— SEITE —
***

Dort begegnet sie Nicolas, ihrem Freund aus Kindertagen, der sich inzwischen von einem schüchternen Jungen zu einem attraktiven Mann entwickelt hat. Doch dann taucht völlig unerwartet ihr Chef Sebastian Hellwig auf, um in dem beschaulichen Fischerdorf Urlaub zu machen. Claire muss sich einiges einfallen lassen, damit ihr Lügengeflecht nicht auffliegt.
Ein modernes Märchen mit Klischees
Claudia Winter schreibt Romane für Frauen über Frauen – und so werden weibliche Leser Die Wolkenfischerin* vermutlich anders beurteilen als Männer, die sich durch den unterhaltsamen und einfachen Schreibstil der Autorin nicht so leicht vereinnahmen lassen. Der Roman ist ein romantisch verklärtes, modernes Märchen, das nicht nur diverse Klischees bedient, sondern sich auch weit von jeglicher Realität entfernt.

***

— VERFÜGBARE DATEN —

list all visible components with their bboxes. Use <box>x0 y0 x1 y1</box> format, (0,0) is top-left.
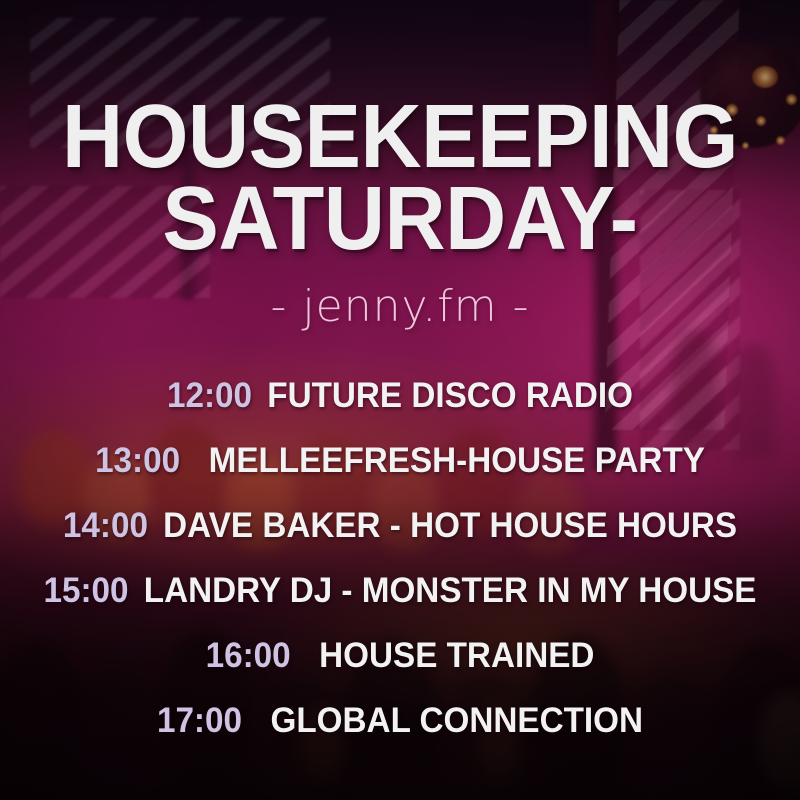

***

— ZU ERLEDIGENDE AUFGABEN —
A - Beantworte anhand der Buchbesprechung die folgenden Fragen:
(i) Wer taucht völlig unerwartet in dem Fischerdorf auf, um dort Urlaub zu machen?
(ii) Wozu hat sich Nicolas inzwischen entwickelt?
(iii) Für wen und über wen schreibt Claudia Winter ihre Romane?
B - Zitiere aus der Buchbesprechung wörtlich den Abschnitt von „Ein modernes Märchen“ bis einschließlich „jeglicher Realität entfernt.“.

— ENDERGEBNISSE —
A -
(i) Ihr Chef Sebastian Hellwig.
(ii) Von einem schüchternen Jungen zu einem attraktiven Mann.
(iii) Für Frauen über Frauen.

B -
Ein modernes Märchen mit Klischees
Claudia Winter schreibt Romane für Frauen über Frauen – und so werden weibliche Leser Die Wolkenfischerin* vermutlich anders beurteilen als Männer, die sich durch den unterhaltsamen und einfachen Schreibstil der Autorin nicht so leicht vereinnahmen lassen. Der Roman ist ein romantisch verklärtes, modernes Märchen, das nicht nur diverse Klischees bedient, sondern sich auch weit von jeglicher Realität entfernt.